**Prompt:**
Continue the piece on the Río Lajas barrio in Toa Alta, Puerto Rico, starting right after its last sentence.

**Passage shown:**
####

Barrio of Puerto Rico

Río Lajas is a barrio in the municipality of Toa Alta, Puerto Rico. Its population in 2010 was 2,566.

Historical population
| Census | Pop. | Note | %± |
| 1900 | 973 |  | — |
| 1910 | 1,256 |  | 29.1% |
| 1920 | 1,519 |  | 20.9% |
| 1930 | 1,393 |  | −8.3% |
| 1940 | 1,420 |  | 1.9% |
| 1950 | 1,340 |  | −5.6% |
| 1960 | 1,078 |  | −19.6% |
| 1970 | 883 |  | −18.1% |
| 1980 | 976 |  | 10.5% |
| 1990 | 1,481 |  | 51.7% |
| 2000 | 2,082 |  | 40.6% |
| 2010 | 2,566 |  | 23.2% |
U.S. Decennial Census 1899 (shown as 1900) 1910-1930 1930-1950 1980-2000 2010

==History==
Río Lajas was in Spain's gazetteers until Puerto Rico was ceded by Spain in the aftermath of the Spanish–American War under the terms of the Treaty of Paris of 1898 and became an unincorporated territory of the United States. In 1899, the United States Department of War conducted a census of Puerto Rico finding that the population of Río Lajas barrio was 973.

####

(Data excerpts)
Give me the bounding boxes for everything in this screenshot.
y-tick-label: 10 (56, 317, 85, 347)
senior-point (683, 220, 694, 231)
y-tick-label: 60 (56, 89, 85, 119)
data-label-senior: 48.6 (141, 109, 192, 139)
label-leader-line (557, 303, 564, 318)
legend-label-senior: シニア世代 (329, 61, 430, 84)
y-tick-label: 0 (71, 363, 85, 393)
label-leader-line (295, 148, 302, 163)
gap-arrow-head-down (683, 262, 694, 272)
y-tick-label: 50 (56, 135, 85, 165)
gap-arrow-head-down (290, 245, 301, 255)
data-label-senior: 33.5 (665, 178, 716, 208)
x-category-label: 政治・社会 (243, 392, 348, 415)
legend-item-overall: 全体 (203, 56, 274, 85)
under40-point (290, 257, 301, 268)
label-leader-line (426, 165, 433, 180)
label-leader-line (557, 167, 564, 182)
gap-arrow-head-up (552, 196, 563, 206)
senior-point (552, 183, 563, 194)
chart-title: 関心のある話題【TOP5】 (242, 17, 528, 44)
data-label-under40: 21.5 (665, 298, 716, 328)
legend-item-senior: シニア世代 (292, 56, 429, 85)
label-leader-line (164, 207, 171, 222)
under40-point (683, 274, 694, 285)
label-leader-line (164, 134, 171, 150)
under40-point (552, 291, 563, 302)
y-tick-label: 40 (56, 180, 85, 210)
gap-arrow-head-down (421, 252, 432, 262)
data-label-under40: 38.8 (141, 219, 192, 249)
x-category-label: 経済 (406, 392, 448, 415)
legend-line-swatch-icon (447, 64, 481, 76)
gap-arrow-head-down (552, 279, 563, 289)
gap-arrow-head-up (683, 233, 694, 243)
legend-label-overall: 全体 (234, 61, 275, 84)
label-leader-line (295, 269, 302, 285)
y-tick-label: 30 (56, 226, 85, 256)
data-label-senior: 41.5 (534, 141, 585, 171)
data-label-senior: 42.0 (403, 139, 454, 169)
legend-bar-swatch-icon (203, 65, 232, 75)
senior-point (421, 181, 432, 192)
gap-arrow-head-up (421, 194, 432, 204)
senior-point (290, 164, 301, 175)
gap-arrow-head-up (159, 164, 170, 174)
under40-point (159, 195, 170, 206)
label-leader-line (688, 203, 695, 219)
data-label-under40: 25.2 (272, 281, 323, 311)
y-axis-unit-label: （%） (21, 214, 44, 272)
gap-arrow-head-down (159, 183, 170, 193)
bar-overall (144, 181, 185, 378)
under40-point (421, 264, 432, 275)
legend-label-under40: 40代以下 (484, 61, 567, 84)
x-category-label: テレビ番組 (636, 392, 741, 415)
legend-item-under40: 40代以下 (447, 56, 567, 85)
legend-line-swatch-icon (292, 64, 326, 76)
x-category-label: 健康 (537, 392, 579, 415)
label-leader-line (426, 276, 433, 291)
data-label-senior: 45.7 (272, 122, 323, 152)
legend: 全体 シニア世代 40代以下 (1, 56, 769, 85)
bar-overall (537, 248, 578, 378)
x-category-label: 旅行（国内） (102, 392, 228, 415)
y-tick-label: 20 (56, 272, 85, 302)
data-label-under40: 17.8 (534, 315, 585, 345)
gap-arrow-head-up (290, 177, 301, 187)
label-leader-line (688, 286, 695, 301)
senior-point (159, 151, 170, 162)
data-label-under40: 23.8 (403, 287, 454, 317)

####

**Answer for this exercise:**
==Sectors==
Barrios (which are, in contemporary times, roughly comparable to minor civil divisions) in turn are further subdivided into smaller local populated place areas/units called sectores (sectors in English). The types of sectores may vary, from normally sector to urbanización to reparto to barriada to residencial, among others.

The following sectors are in Río Lajas barrio:

Calles: Almendro, Cedro, Bambú, Deloniz, Guayacán, Higüero, Laurel, Jacaranda, Kamani, India Laurel, Maga, Níspero, Ébano, Potones, Ceiba, Ibisco,
Sector Jazmín,
Sector La Cuchilla,
Sector Marrero,
Sector Marzán,
Sector Nilo,
Sector Rivera, Sector Ayala,
Sector Rufo Rodríguez,
Urbanización Haciendas de Dorado,
Urbanización Valle del Paraíso,
Urbanización Vista del Río I, and Urbanización Vista del Río III.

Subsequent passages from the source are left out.